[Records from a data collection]
========

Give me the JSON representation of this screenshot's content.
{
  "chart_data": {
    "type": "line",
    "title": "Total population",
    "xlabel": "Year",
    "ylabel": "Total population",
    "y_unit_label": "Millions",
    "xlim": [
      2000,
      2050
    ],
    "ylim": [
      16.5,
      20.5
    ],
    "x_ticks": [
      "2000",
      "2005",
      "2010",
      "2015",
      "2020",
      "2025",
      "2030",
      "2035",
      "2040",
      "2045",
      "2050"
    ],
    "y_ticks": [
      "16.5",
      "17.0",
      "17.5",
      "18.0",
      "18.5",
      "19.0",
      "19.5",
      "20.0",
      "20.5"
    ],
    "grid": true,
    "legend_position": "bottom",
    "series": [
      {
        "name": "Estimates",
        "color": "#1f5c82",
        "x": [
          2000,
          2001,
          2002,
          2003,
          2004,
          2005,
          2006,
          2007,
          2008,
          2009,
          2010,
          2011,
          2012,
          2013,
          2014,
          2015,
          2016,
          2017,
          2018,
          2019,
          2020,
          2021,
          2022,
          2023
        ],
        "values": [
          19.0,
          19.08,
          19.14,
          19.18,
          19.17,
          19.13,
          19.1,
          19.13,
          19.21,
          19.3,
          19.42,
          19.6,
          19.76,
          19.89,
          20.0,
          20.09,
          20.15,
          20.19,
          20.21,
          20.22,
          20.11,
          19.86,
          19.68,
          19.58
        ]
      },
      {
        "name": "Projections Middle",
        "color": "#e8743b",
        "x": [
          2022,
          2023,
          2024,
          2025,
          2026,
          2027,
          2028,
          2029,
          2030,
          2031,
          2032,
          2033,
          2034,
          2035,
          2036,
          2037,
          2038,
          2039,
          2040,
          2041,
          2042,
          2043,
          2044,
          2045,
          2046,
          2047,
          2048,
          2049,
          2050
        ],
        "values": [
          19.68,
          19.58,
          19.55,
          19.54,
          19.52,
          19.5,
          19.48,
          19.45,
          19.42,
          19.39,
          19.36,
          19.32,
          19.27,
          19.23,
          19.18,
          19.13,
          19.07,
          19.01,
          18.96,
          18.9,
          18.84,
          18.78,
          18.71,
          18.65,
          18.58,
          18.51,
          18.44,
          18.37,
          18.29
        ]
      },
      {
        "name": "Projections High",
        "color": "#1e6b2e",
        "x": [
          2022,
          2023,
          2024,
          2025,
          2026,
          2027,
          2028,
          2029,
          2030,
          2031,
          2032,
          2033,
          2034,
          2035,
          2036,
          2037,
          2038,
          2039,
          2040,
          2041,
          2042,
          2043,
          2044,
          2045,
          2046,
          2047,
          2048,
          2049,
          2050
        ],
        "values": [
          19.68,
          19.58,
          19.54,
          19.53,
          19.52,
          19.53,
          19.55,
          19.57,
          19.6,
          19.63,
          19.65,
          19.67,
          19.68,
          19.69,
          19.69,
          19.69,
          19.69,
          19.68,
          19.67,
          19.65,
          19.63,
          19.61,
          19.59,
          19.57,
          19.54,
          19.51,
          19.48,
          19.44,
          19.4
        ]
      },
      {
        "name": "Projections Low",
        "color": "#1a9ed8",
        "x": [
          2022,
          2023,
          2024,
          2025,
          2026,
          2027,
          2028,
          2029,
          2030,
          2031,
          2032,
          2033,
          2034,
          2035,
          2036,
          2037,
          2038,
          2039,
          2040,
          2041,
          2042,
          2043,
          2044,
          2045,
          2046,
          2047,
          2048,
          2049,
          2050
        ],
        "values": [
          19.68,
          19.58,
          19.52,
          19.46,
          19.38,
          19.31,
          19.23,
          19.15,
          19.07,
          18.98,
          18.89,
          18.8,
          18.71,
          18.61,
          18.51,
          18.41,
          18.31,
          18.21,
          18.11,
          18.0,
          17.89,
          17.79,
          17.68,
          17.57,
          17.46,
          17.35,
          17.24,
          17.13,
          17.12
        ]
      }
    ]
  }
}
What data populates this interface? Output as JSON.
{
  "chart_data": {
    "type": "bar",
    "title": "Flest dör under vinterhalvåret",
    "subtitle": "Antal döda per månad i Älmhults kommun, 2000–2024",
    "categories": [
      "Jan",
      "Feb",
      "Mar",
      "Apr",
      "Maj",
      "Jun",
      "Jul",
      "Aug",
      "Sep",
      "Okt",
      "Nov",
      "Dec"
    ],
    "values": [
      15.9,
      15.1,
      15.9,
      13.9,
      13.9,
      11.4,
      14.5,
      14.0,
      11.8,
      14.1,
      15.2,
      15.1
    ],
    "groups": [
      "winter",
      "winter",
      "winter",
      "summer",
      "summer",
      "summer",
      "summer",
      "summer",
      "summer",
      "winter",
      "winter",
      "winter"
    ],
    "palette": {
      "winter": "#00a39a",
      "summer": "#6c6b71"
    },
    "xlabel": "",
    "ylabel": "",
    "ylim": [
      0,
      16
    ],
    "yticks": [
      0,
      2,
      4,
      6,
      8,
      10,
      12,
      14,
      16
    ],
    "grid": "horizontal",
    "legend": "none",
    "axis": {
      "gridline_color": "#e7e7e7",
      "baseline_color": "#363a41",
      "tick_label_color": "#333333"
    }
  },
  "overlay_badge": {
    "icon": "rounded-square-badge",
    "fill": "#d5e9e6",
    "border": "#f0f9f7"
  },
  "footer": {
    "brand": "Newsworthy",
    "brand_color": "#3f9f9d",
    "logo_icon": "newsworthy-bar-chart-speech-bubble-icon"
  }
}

========

> **Work required**: Look through the lines above and collect those with the word "population".

> **Finished task**:
    "title": "Total population",
    "ylabel": "Total population",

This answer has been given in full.